THE REQUEST: Copy every line of the data in which the word "Ryegrass" occurs.

(Figure dataset records)
::::::::

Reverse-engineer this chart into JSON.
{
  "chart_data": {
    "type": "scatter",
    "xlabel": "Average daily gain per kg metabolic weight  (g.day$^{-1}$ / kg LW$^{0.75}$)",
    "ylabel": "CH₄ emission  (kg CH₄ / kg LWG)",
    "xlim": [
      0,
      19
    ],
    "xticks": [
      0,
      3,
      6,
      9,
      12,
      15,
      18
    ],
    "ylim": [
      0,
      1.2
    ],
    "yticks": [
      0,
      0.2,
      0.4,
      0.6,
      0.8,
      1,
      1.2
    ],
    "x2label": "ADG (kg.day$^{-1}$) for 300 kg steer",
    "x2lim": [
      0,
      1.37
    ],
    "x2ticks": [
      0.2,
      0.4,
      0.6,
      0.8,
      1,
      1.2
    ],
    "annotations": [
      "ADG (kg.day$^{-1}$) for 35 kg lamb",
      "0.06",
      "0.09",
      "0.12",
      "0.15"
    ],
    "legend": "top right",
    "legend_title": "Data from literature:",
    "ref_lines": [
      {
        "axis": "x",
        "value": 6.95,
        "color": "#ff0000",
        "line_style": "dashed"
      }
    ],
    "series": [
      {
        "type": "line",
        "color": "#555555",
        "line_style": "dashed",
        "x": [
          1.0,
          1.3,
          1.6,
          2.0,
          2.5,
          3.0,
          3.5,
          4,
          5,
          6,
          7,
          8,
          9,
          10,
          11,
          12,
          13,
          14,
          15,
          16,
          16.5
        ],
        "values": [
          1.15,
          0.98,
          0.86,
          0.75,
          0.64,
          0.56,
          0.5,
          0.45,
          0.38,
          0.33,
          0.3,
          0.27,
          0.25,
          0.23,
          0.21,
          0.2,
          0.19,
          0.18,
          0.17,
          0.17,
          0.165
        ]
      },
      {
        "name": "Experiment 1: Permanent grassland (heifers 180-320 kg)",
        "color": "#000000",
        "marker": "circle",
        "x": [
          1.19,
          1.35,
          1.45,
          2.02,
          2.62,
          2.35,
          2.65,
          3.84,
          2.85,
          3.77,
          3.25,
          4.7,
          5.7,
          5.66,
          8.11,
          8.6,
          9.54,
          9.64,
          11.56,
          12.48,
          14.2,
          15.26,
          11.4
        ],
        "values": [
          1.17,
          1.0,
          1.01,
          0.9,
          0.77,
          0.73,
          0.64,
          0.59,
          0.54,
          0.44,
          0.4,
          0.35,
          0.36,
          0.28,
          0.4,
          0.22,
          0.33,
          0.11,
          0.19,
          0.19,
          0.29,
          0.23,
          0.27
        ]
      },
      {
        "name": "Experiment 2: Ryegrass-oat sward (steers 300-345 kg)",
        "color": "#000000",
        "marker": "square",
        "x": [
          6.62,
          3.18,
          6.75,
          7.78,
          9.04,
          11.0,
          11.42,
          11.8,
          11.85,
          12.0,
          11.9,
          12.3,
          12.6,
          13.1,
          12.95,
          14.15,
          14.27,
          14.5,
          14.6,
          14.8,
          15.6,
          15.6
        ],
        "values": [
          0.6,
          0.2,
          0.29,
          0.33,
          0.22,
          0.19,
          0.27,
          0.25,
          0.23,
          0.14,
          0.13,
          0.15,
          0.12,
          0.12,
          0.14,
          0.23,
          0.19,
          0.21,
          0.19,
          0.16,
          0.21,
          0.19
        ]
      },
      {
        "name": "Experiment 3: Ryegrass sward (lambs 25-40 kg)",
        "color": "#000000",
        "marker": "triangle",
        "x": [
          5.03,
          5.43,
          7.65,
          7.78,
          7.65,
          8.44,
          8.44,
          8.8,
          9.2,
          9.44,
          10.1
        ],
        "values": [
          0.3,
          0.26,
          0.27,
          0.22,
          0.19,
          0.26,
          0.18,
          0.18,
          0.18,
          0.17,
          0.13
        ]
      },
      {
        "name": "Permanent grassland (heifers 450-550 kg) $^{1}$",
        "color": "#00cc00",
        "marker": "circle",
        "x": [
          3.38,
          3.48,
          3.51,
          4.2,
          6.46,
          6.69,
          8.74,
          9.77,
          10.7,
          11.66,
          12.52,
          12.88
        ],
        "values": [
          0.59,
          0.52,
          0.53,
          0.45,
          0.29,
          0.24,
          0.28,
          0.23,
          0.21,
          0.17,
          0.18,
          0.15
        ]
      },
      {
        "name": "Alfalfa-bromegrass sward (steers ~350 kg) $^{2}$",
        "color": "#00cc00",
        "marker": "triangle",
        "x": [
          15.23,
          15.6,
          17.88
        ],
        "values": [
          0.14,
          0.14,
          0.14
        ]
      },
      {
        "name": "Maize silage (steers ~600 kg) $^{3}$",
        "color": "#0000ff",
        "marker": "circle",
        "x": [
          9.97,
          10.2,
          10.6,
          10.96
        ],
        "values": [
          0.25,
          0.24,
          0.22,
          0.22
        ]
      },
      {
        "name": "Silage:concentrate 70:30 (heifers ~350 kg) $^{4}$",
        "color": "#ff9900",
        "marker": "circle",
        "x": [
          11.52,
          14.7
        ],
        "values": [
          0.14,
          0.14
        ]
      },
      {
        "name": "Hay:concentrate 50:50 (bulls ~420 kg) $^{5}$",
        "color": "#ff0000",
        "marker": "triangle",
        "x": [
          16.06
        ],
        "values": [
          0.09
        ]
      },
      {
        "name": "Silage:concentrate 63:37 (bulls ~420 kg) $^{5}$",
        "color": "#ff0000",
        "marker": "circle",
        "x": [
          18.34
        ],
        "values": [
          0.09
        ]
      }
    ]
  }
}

::::::::

SOLUTION FOR THIS EXERCISE:
        "name": "Experiment 2: Ryegrass-oat sward (steers 300-345 kg)",
        "name": "Experiment 3: Ryegrass sward (lambs 25-40 kg)",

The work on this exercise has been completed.